# What you have to do:
Reproduce every one of the lines below verbatim, in the same order and with no character altered.

# Provided records:
/---
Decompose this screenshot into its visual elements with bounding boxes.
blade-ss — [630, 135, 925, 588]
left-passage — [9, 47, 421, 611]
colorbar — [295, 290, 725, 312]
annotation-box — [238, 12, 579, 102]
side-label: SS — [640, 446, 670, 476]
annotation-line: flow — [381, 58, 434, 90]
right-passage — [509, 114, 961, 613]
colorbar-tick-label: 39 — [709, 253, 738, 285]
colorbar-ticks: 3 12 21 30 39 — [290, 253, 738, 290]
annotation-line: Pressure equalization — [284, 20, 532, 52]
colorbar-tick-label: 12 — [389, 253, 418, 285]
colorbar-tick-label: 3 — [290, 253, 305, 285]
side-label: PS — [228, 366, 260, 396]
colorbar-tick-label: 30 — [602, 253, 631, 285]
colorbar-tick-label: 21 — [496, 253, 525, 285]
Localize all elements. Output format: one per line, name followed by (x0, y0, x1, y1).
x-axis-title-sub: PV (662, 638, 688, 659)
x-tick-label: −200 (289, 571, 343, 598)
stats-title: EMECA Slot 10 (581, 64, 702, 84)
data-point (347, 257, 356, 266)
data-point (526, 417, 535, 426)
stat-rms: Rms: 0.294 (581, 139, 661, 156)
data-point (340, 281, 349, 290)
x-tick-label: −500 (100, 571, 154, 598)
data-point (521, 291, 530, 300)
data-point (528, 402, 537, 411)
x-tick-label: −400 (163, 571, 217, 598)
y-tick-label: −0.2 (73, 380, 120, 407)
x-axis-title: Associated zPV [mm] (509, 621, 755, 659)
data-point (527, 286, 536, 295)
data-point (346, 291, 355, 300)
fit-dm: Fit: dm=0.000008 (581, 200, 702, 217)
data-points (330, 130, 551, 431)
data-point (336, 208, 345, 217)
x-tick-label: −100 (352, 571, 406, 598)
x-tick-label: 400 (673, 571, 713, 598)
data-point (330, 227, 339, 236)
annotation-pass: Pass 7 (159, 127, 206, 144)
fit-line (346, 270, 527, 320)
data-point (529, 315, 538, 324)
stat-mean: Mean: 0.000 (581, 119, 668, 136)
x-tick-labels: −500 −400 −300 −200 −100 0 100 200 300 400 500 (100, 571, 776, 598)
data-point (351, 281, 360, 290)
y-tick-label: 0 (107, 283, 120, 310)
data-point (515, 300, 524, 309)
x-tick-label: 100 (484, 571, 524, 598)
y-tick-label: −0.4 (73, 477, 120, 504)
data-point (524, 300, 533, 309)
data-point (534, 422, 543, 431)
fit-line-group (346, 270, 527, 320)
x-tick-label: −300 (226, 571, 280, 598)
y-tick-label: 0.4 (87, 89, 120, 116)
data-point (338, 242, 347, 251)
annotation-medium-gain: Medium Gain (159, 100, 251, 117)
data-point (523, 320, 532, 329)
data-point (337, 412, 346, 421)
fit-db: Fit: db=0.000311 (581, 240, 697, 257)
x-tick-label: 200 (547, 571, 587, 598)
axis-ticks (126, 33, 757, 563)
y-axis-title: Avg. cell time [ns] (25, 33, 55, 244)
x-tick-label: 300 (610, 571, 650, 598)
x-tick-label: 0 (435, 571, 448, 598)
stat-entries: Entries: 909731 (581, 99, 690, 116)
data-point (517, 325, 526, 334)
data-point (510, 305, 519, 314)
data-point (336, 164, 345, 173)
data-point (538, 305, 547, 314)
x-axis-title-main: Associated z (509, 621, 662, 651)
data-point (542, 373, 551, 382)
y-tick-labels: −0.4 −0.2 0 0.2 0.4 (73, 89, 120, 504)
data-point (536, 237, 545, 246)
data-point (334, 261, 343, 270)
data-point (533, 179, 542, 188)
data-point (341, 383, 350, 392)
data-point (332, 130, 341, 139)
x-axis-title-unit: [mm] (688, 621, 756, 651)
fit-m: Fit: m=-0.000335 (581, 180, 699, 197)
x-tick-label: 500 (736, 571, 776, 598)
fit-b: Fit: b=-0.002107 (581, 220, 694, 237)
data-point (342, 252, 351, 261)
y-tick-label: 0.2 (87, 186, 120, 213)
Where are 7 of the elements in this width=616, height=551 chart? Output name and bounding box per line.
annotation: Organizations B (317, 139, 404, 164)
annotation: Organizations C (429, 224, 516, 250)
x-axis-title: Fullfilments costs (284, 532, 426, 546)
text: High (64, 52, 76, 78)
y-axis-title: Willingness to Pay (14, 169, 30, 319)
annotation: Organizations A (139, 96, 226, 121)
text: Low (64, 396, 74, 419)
\---
# Response for this exercise:
Decompose this screenshot into its visual elements with bounding boxes.
blade-ss — [630, 135, 925, 588]
left-passage — [9, 47, 421, 611]
colorbar — [295, 290, 725, 312]
annotation-box — [238, 12, 579, 102]
side-label: SS — [640, 446, 670, 476]
annotation-line: flow — [381, 58, 434, 90]
right-passage — [509, 114, 961, 613]
colorbar-tick-label: 39 — [709, 253, 738, 285]
colorbar-ticks: 3 12 21 30 39 — [290, 253, 738, 290]
annotation-line: Pressure equalization — [284, 20, 532, 52]
colorbar-tick-label: 12 — [389, 253, 418, 285]
colorbar-tick-label: 3 — [290, 253, 305, 285]
side-label: PS — [228, 366, 260, 396]
colorbar-tick-label: 30 — [602, 253, 631, 285]
colorbar-tick-label: 21 — [496, 253, 525, 285]
Localize all elements. Output format: one per line, name followed by (x0, y0, x1, y1).
x-axis-title-sub: PV (662, 638, 688, 659)
x-tick-label: −200 (289, 571, 343, 598)
stats-title: EMECA Slot 10 (581, 64, 702, 84)
data-point (347, 257, 356, 266)
data-point (526, 417, 535, 426)
stat-rms: Rms: 0.294 (581, 139, 661, 156)
data-point (340, 281, 349, 290)
x-tick-label: −500 (100, 571, 154, 598)
data-point (521, 291, 530, 300)
data-point (528, 402, 537, 411)
x-tick-label: −400 (163, 571, 217, 598)
y-tick-label: −0.2 (73, 380, 120, 407)
x-axis-title: Associated zPV [mm] (509, 621, 755, 659)
data-point (527, 286, 536, 295)
data-point (346, 291, 355, 300)
fit-dm: Fit: dm=0.000008 (581, 200, 702, 217)
data-points (330, 130, 551, 431)
data-point (336, 208, 345, 217)
x-tick-label: −100 (352, 571, 406, 598)
x-tick-label: 400 (673, 571, 713, 598)
data-point (330, 227, 339, 236)
annotation-pass: Pass 7 (159, 127, 206, 144)
fit-line (346, 270, 527, 320)
data-point (529, 315, 538, 324)
stat-mean: Mean: 0.000 (581, 119, 668, 136)
x-tick-labels: −500 −400 −300 −200 −100 0 100 200 300 400 500 (100, 571, 776, 598)
data-point (351, 281, 360, 290)
y-tick-label: 0 (107, 283, 120, 310)
data-point (515, 300, 524, 309)
x-tick-label: 100 (484, 571, 524, 598)
y-tick-label: −0.4 (73, 477, 120, 504)
data-point (524, 300, 533, 309)
data-point (534, 422, 543, 431)
fit-line-group (346, 270, 527, 320)
x-tick-label: −300 (226, 571, 280, 598)
y-tick-label: 0.4 (87, 89, 120, 116)
data-point (338, 242, 347, 251)
annotation-medium-gain: Medium Gain (159, 100, 251, 117)
data-point (523, 320, 532, 329)
data-point (337, 412, 346, 421)
fit-db: Fit: db=0.000311 (581, 240, 697, 257)
x-tick-label: 200 (547, 571, 587, 598)
axis-ticks (126, 33, 757, 563)
y-axis-title: Avg. cell time [ns] (25, 33, 55, 244)
x-tick-label: 300 (610, 571, 650, 598)
x-tick-label: 0 (435, 571, 448, 598)
stat-entries: Entries: 909731 (581, 99, 690, 116)
data-point (517, 325, 526, 334)
data-point (510, 305, 519, 314)
data-point (336, 164, 345, 173)
data-point (538, 305, 547, 314)
x-axis-title-main: Associated z (509, 621, 662, 651)
data-point (542, 373, 551, 382)
y-tick-labels: −0.4 −0.2 0 0.2 0.4 (73, 89, 120, 504)
data-point (536, 237, 545, 246)
data-point (334, 261, 343, 270)
data-point (533, 179, 542, 188)
data-point (341, 383, 350, 392)
data-point (332, 130, 341, 139)
x-axis-title-unit: [mm] (688, 621, 756, 651)
fit-m: Fit: m=-0.000335 (581, 180, 699, 197)
x-tick-label: 500 (736, 571, 776, 598)
fit-b: Fit: b=-0.002107 (581, 220, 694, 237)
data-point (342, 252, 351, 261)
y-tick-label: 0.2 (87, 186, 120, 213)
Where are 7 of the elements in this width=616, height=551 chart? Output name and bounding box per line.
annotation: Organizations B (317, 139, 404, 164)
annotation: Organizations C (429, 224, 516, 250)
x-axis-title: Fullfilments costs (284, 532, 426, 546)
text: High (64, 52, 76, 78)
y-axis-title: Willingness to Pay (14, 169, 30, 319)
annotation: Organizations A (139, 96, 226, 121)
text: Low (64, 396, 74, 419)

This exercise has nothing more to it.